- **Directive**: Keep only the lines that hold the string "work", filtering out the rest of the entries below.

- **Provided entries**:
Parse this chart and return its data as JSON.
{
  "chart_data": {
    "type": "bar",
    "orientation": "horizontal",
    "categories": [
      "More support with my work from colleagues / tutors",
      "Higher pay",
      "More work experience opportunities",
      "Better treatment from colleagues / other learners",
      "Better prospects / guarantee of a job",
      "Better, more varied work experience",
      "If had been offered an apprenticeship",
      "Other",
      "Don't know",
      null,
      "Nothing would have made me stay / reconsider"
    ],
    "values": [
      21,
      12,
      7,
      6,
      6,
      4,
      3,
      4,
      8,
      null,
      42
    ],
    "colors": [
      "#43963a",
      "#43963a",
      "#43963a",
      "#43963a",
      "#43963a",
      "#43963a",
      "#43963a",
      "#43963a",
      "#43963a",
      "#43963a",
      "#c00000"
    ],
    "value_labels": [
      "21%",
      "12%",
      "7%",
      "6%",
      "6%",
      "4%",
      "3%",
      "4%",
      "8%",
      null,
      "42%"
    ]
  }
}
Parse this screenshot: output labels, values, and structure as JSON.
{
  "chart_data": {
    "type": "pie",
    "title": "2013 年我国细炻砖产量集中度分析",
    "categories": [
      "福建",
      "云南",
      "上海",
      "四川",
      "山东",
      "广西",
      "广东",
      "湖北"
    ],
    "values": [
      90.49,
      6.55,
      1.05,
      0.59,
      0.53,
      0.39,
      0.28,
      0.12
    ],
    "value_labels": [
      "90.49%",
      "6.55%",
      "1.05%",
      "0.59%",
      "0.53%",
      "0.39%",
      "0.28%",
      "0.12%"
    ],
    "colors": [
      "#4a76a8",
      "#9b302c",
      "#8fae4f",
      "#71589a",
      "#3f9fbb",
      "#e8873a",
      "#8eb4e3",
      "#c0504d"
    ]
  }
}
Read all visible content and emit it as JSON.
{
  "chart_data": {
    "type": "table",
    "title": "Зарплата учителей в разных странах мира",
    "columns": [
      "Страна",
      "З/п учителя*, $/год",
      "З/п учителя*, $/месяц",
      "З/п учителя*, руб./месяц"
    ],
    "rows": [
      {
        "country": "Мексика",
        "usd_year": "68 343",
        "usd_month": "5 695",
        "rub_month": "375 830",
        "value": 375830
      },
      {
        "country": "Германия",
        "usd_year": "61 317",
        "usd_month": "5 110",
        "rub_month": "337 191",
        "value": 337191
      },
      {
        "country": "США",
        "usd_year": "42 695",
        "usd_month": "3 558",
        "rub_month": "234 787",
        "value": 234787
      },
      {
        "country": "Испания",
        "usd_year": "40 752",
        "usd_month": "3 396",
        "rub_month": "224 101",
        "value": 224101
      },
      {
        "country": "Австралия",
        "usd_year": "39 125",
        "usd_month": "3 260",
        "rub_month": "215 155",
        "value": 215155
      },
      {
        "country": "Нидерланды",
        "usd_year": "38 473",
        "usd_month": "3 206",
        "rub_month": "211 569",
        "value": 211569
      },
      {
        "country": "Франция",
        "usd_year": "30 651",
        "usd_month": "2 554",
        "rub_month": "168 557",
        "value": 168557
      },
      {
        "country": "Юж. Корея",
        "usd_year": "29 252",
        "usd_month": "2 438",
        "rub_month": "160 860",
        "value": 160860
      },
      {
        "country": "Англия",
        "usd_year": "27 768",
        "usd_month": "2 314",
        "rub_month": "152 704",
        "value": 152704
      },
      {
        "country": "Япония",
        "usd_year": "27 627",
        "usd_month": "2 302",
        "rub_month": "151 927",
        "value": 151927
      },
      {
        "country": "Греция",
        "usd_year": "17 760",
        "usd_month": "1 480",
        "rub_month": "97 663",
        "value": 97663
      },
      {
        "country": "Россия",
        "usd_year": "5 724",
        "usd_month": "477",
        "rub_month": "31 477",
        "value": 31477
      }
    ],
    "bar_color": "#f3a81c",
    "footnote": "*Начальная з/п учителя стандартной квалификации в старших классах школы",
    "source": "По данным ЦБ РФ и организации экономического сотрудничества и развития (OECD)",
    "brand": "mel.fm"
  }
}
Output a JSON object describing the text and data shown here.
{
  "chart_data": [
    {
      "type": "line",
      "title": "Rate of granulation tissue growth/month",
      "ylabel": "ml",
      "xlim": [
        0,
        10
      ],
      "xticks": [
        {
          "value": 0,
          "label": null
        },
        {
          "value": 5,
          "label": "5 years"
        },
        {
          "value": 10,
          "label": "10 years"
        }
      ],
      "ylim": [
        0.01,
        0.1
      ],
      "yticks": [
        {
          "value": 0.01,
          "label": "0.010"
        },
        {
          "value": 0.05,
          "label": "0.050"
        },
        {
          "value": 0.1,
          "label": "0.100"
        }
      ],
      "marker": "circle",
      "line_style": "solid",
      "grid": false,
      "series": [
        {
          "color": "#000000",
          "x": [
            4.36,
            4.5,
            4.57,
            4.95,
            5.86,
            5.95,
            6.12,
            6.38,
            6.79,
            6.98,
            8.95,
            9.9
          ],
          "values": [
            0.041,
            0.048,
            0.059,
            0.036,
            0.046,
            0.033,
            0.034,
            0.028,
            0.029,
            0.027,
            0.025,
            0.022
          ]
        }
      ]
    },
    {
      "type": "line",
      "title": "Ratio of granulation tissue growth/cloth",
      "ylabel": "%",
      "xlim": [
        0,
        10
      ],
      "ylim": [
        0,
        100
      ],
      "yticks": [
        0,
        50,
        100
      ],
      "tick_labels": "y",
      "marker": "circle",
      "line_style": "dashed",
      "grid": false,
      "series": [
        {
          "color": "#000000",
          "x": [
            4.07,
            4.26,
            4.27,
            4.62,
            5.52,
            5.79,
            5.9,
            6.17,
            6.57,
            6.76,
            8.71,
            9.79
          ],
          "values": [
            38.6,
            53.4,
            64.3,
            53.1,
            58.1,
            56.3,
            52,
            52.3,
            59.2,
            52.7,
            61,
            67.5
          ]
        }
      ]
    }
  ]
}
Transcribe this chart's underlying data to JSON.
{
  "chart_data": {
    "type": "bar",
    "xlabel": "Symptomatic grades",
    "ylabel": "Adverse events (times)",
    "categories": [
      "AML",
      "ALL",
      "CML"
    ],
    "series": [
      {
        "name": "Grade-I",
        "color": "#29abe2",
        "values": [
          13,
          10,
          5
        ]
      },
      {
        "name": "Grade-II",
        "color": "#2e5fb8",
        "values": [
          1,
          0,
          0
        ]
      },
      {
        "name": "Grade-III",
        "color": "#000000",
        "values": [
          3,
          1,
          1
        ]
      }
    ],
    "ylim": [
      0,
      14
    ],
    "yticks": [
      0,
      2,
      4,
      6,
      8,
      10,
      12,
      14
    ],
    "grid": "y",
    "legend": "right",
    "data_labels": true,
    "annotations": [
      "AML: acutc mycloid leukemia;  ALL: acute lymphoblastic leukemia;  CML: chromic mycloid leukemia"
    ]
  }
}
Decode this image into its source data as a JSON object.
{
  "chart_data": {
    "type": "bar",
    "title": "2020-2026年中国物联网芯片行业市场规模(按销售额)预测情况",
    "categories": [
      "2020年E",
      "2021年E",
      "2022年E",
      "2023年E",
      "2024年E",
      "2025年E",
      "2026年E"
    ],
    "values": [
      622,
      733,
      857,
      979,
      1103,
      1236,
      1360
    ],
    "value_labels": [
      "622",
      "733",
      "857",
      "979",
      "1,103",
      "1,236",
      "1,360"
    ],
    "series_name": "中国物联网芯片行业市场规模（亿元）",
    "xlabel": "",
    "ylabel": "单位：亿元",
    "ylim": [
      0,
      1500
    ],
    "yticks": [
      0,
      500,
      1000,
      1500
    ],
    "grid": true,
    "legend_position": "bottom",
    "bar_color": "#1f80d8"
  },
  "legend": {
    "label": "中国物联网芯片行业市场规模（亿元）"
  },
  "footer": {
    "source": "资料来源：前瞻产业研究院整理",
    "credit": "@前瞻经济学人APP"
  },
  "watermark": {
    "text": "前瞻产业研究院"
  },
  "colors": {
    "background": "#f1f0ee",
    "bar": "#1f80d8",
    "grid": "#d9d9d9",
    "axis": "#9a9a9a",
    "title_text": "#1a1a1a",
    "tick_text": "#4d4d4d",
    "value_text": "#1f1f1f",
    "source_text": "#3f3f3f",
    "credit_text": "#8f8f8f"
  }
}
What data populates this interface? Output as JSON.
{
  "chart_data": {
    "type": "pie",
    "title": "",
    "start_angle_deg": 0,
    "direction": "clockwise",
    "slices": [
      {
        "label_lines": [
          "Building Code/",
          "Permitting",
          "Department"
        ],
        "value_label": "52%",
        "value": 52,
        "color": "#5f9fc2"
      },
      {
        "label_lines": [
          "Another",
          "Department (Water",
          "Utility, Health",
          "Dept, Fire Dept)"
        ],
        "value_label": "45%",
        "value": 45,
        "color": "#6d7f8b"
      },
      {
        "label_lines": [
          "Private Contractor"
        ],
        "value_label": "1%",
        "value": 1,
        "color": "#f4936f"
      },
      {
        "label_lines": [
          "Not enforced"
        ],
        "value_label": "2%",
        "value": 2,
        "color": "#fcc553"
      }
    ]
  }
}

- **Solution for this exercise**:
      "More support with my work from colleagues / tutors",
      "More work experience opportunities",
      "Better, more varied work experience",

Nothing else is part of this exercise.